● **ENTRIES SHOWN**
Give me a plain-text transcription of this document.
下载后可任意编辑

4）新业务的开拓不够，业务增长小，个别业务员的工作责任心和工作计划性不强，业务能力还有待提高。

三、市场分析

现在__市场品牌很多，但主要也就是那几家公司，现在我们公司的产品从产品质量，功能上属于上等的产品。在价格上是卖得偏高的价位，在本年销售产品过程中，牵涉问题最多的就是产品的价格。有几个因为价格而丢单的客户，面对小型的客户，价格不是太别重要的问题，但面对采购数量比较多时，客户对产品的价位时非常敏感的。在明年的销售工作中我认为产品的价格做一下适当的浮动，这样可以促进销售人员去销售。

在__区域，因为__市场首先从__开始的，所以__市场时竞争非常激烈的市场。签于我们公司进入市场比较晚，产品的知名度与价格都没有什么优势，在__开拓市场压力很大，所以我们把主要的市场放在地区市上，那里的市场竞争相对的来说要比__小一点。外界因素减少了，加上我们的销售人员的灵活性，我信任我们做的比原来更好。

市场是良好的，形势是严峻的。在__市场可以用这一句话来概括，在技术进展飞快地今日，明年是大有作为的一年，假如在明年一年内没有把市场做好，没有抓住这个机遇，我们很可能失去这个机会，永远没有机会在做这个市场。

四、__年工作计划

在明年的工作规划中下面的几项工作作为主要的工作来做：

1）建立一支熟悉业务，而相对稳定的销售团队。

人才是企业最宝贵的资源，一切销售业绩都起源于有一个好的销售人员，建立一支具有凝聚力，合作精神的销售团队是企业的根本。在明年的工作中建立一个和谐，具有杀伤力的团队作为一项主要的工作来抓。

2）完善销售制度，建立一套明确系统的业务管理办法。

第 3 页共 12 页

● **EXERCISE DESCRIPTION**
Set all of the records down again, exactly as they stand.

● **CORRECT ANSWER**
Give me a plain-text transcription of this document.
下载后可任意编辑

4）新业务的开拓不够，业务增长小，个别业务员的工作责任心和工作计划性不强，业务能力还有待提高。

三、市场分析

现在__市场品牌很多，但主要也就是那几家公司，现在我们公司的产品从产品质量，功能上属于上等的产品。在价格上是卖得偏高的价位，在本年销售产品过程中，牵涉问题最多的就是产品的价格。有几个因为价格而丢单的客户，面对小型的客户，价格不是太别重要的问题，但面对采购数量比较多时，客户对产品的价位时非常敏感的。在明年的销售工作中我认为产品的价格做一下适当的浮动，这样可以促进销售人员去销售。

在__区域，因为__市场首先从__开始的，所以__市场时竞争非常激烈的市场。签于我们公司进入市场比较晚，产品的知名度与价格都没有什么优势，在__开拓市场压力很大，所以我们把主要的市场放在地区市上，那里的市场竞争相对的来说要比__小一点。外界因素减少了，加上我们的销售人员的灵活性，我信任我们做的比原来更好。

市场是良好的，形势是严峻的。在__市场可以用这一句话来概括，在技术进展飞快地今日，明年是大有作为的一年，假如在明年一年内没有把市场做好，没有抓住这个机遇，我们很可能失去这个机会，永远没有机会在做这个市场。

四、__年工作计划

在明年的工作规划中下面的几项工作作为主要的工作来做：

1）建立一支熟悉业务，而相对稳定的销售团队。

人才是企业最宝贵的资源，一切销售业绩都起源于有一个好的销售人员，建立一支具有凝聚力，合作精神的销售团队是企业的根本。在明年的工作中建立一个和谐，具有杀伤力的团队作为一项主要的工作来抓。

2）完善销售制度，建立一套明确系统的业务管理办法。

第 3 页共 12 页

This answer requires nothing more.